— START DATA SUPPLIED —

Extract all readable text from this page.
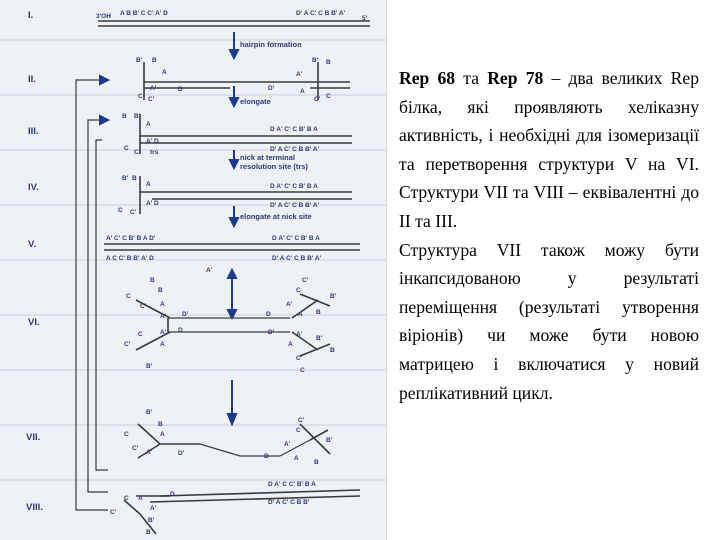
I.
II.
III.
IV.
V.
VI.
VII.
VIII.
3'OH A B B' C C' A' D	D' A C' C B B' A'
5'
hairpin formation
B' B
A
A'
C C'
D	D'
A'
B' B
A
C' C
elongate
B B'
A
A' D
C
C' trs
D A' C' C B' B A
D' A C' C B B' A'
nick at terminal
resolution site (trs)
B' B
A
A' D
C C'
D A' C' C B' B A
D' A C' C B B' A'
elongate at nick site
A' C' C B' B A D'
A C C' B B' A' D
D A' C' C B' B A
D' A C' C B B' A'
A'
B
B
C
C' A
A' D'
C
C'
A'
A
D
B'
D
D'
A'
A
A
A'
C'
C
B'
B
B'
B
C'
C
B'
B
C
C'
A'
A
D'	D
A'
A
C'
C
B'
B
C
C'
A
A'
D
B'
B
D A' C C' B' B A
D' A C' C B B'

Rep 68 та Rep 78 – два великих Rep білка, які проявляють хеліказну активність, і необхідні для ізомеризації та перетворення структури V на VI. Структури VII та VIII – еквівалентні до II та III.

Структура VII також можу бути інкапсидованою у результаті переміщення (результаті утворення віріонів) чи може бути новою матрицею і включатися у новий реплікативний цикл.
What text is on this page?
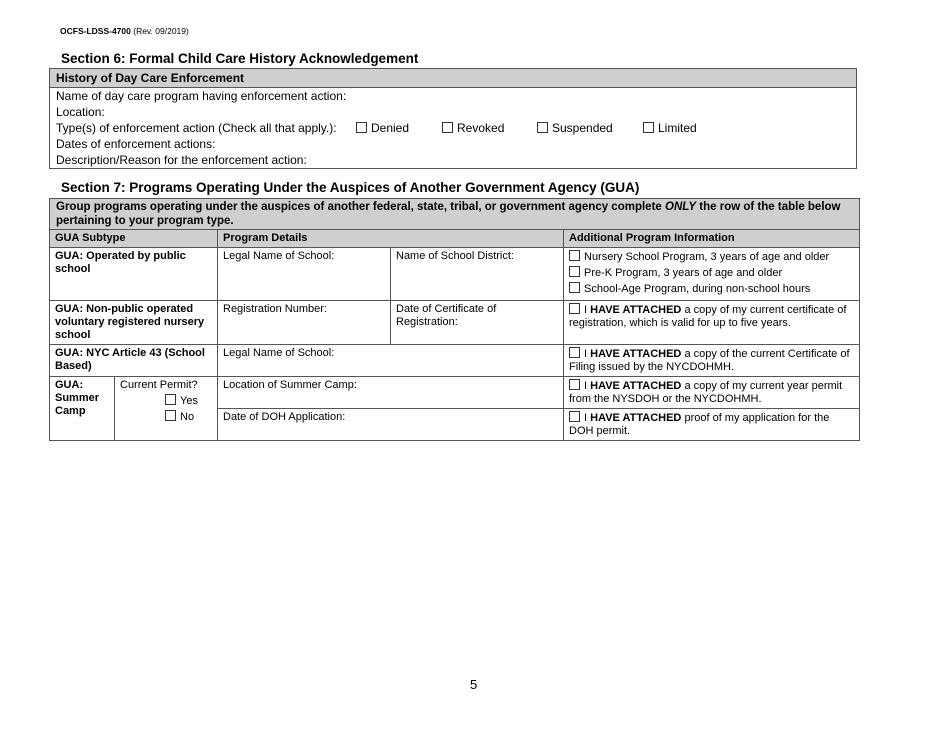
OCFS-LDSS-4700 (Rev. 09/2019)
Section 6: Formal Child Care History Acknowledgement
History of Day Care Enforcement
Name of day care program having enforcement action:
Location:
Type(s) of enforcement action (Check all that apply.):	Denied	Revoked	Suspended	Limited
Dates of enforcement actions:
Description/Reason for the enforcement action:
Section 7: Programs Operating Under the Auspices of Another Government Agency (GUA)
Group programs operating under the auspices of another federal, state, tribal, or government agency complete ONLY the row of the table below pertaining to your program type.				
GUA Subtype		Program Details		Additional Program Information
GUA: Operated by public school		Legal Name of School:	Name of School District:	Nursery School Program, 3 years of age and older
Pre-K Program, 3 years of age and older
School-Age Program, during non-school hours

GUA: Non-public operated voluntary registered nursery school		Registration Number:	Date of Certificate of Registration:	I HAVE ATTACHED a copy of my current certificate of registration, which is valid for up to five years.
GUA: NYC Article 43 (School Based)		Legal Name of School:		I HAVE ATTACHED a copy of the current Certificate of Filing issued by the NYCDOHMH.
GUA: Summer Camp	Current Permit?
Yes
No	Location of Summer Camp:		I HAVE ATTACHED a copy of my current year permit from the NYSDOH or the NYCDOHMH.
		Date of DOH Application:		I HAVE ATTACHED proof of my application for the DOH permit.
5
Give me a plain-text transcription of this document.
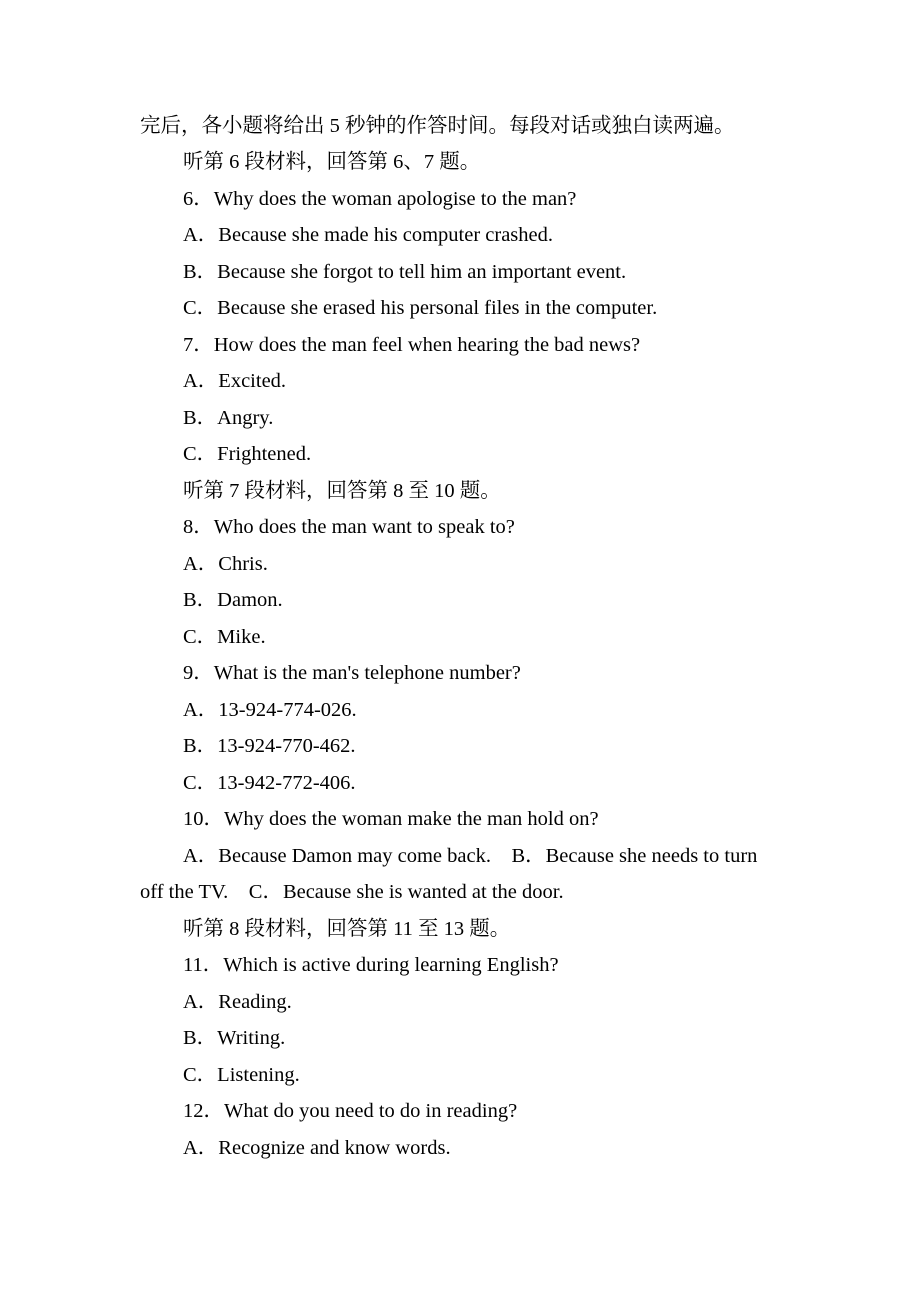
完后，各小题将给出 5 秒钟的作答时间。每段对话或独白读两遍。
听第 6 段材料，回答第 6、7 题。
6．Why does the woman apologise to the man?
A．Because she made his computer crashed.
B．Because she forgot to tell him an important event.
C．Because she erased his personal files in the computer.
7．How does the man feel when hearing the bad news?
A．Excited.
B．Angry.
C．Frightened.
听第 7 段材料，回答第 8 至 10 题。
8．Who does the man want to speak to?
A．Chris.
B．Damon.
C．Mike.
9．What is the man's telephone number?
A．13-924-774-026.
B．13-924-770-462.
C．13-942-772-406.
10．Why does the woman make the man hold on?
A．Because Damon may come back.　B．Because she needs to turn
off the TV.　C．Because she is wanted at the door.
听第 8 段材料，回答第 11 至 13 题。
11．Which is active during learning English?
A．Reading.
B．Writing.
C．Listening.
12．What do you need to do in reading?
A．Recognize and know words.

— END DATA SUPPLIED —

Copy out each line of the listing that holds "public".

GUA: Operated by public school		Legal Name of School:	Name of School District:	Nursery School Program, 3 years of age and older
GUA: Non-public operated voluntary registered nursery school		Registration Number:	Date of Certificate of Registration:	I HAVE ATTACHED a copy of my current certificate of registration, which is valid for up to five years.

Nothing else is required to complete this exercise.